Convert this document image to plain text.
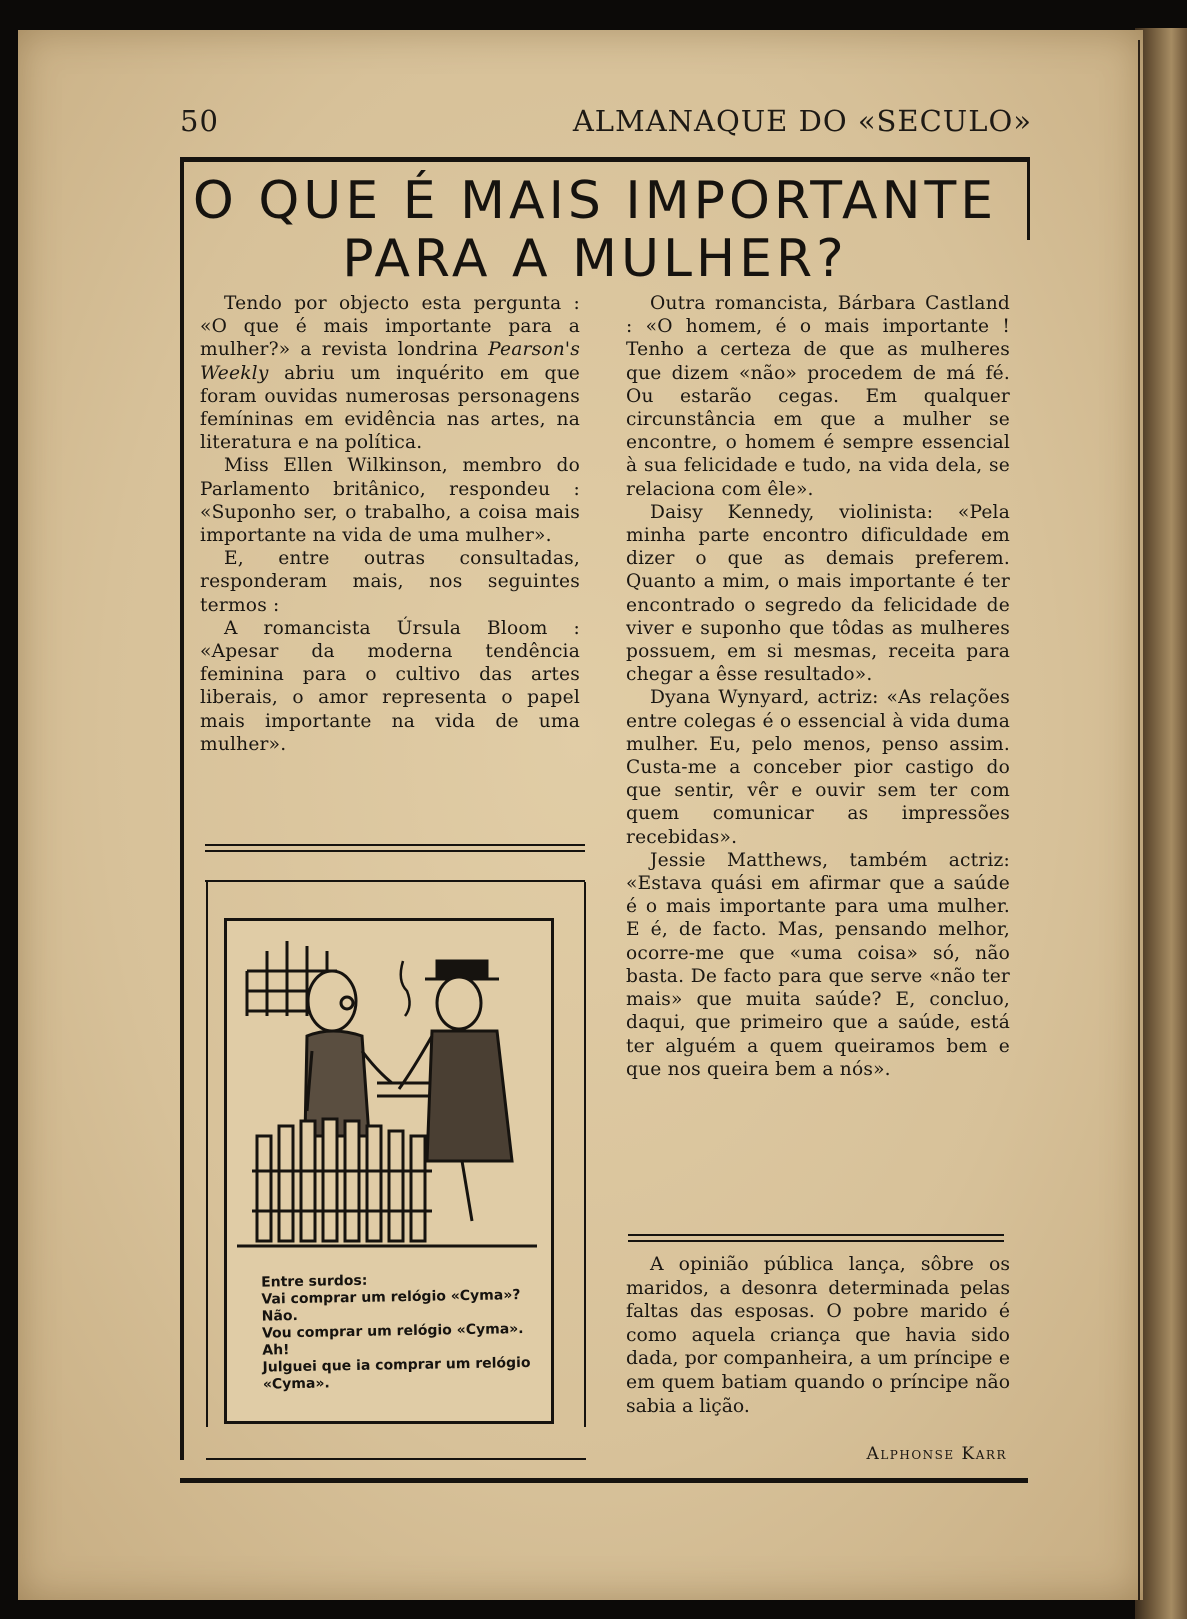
50	ALMANAQUE DO «SECULO»
O QUE É MAIS IMPORTANTE
PARA A MULHER?

Tendo por objecto esta pergunta : «O que é mais importante para a mulher?» a revista londrina Pearson's Weekly abriu um inquérito em que foram ouvidas numerosas personagens femíninas em evidência nas artes, na literatura e na política.

Miss Ellen Wilkinson, membro do Parlamento britânico, respondeu : «Suponho ser, o trabalho, a coisa mais importante na vida de uma mulher».

E, entre outras consultadas, responderam mais, nos seguintes termos :

A romancista Úrsula Bloom : «Apesar da moderna tendência feminina para o cultivo das artes liberais, o amor representa o papel mais importante na vida de uma mulher».

Entre surdos:
Vai comprar um relógio «Cyma»?
Não.
Vou comprar um relógio «Cyma».
Ah!
Julguei que ia comprar um relógio
«Cyma».

Outra romancista, Bárbara Castland : «O homem, é o mais importante ! Tenho a certeza de que as mulheres que dizem «não» procedem de má fé. Ou estarão cegas. Em qualquer circunstância em que a mulher se encontre, o homem é sempre essencial à sua felicidade e tudo, na vida dela, se relaciona com êle».

Daisy Kennedy, violinista: «Pela minha parte encontro dificuldade em dizer o que as demais preferem. Quanto a mim, o mais importante é ter encontrado o segredo da felicidade de viver e suponho que tôdas as mulheres possuem, em si mesmas, receita para chegar a êsse resultado».

Dyana Wynyard, actriz: «As relações entre colegas é o essencial à vida duma mulher. Eu, pelo menos, penso assim. Custa-me a conceber pior castigo do que sentir, vêr e ouvir sem ter com quem comunicar as impressões recebidas».

Jessie Matthews, também actriz: «Estava quási em afirmar que a saúde é o mais importante para uma mulher. E é, de facto. Mas, pensando melhor, ocorre-me que «uma coisa» só, não basta. De facto para que serve «não ter mais» que muita saúde? E, concluo, daqui, que primeiro que a saúde, está ter alguém a quem queiramos bem e que nos queira bem a nós».

A opinião pública lança, sôbre os maridos, a desonra determinada pelas faltas das esposas. O pobre marido é como aquela criança que havia sido dada, por companheira, a um príncipe e em quem batiam quando o príncipe não sabia a lição.

Alphonse Karr
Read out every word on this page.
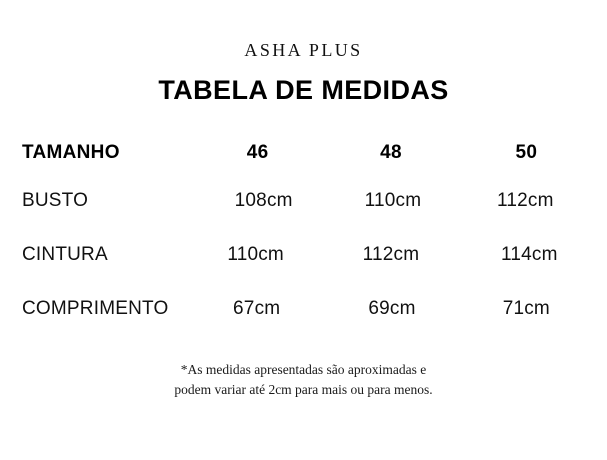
ASHA PLUS
TABELA DE MEDIDAS
TAMANHO	46	48	50
BUSTO	108cm	110cm	112cm
CINTURA	110cm	112cm	114cm
COMPRIMENTO	67cm	69cm	71cm
*As medidas apresentadas são aproximadas e
podem variar até 2cm para mais ou para menos.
━━━━━━━━━━━━━━━━
* Description of the task *
Make an exact copy of the data above, pictures excluded.

* Solved problem *
Convert this document image to plain text.
50	ALMANAQUE DO «SECULO»
O QUE É MAIS IMPORTANTE
PARA A MULHER?

Tendo por objecto esta pergunta : «O que é mais importante para a mulher?» a revista londrina Pearson's Weekly abriu um inquérito em que foram ouvidas numerosas personagens femíninas em evidência nas artes, na literatura e na política.

Miss Ellen Wilkinson, membro do Parlamento britânico, respondeu : «Suponho ser, o trabalho, a coisa mais importante na vida de uma mulher».

E, entre outras consultadas, responderam mais, nos seguintes termos :

A romancista Úrsula Bloom : «Apesar da moderna tendência feminina para o cultivo das artes liberais, o amor representa o papel mais importante na vida de uma mulher».

Entre surdos:
Vai comprar um relógio «Cyma»?
Não.
Vou comprar um relógio «Cyma».
Ah!
Julguei que ia comprar um relógio
«Cyma».

Outra romancista, Bárbara Castland : «O homem, é o mais importante ! Tenho a certeza de que as mulheres que dizem «não» procedem de má fé. Ou estarão cegas. Em qualquer circunstância em que a mulher se encontre, o homem é sempre essencial à sua felicidade e tudo, na vida dela, se relaciona com êle».

Daisy Kennedy, violinista: «Pela minha parte encontro dificuldade em dizer o que as demais preferem. Quanto a mim, o mais importante é ter encontrado o segredo da felicidade de viver e suponho que tôdas as mulheres possuem, em si mesmas, receita para chegar a êsse resultado».

Dyana Wynyard, actriz: «As relações entre colegas é o essencial à vida duma mulher. Eu, pelo menos, penso assim. Custa-me a conceber pior castigo do que sentir, vêr e ouvir sem ter com quem comunicar as impressões recebidas».

Jessie Matthews, também actriz: «Estava quási em afirmar que a saúde é o mais importante para uma mulher. E é, de facto. Mas, pensando melhor, ocorre-me que «uma coisa» só, não basta. De facto para que serve «não ter mais» que muita saúde? E, concluo, daqui, que primeiro que a saúde, está ter alguém a quem queiramos bem e que nos queira bem a nós».

A opinião pública lança, sôbre os maridos, a desonra determinada pelas faltas das esposas. O pobre marido é como aquela criança que havia sido dada, por companheira, a um príncipe e em quem batiam quando o príncipe não sabia a lição.

Alphonse Karr
Read out every word on this page.
ASHA PLUS
TABELA DE MEDIDAS
TAMANHO	46	48	50
BUSTO	108cm	110cm	112cm
CINTURA	110cm	112cm	114cm
COMPRIMENTO	67cm	69cm	71cm
*As medidas apresentadas são aproximadas e
podem variar até 2cm para mais ou para menos.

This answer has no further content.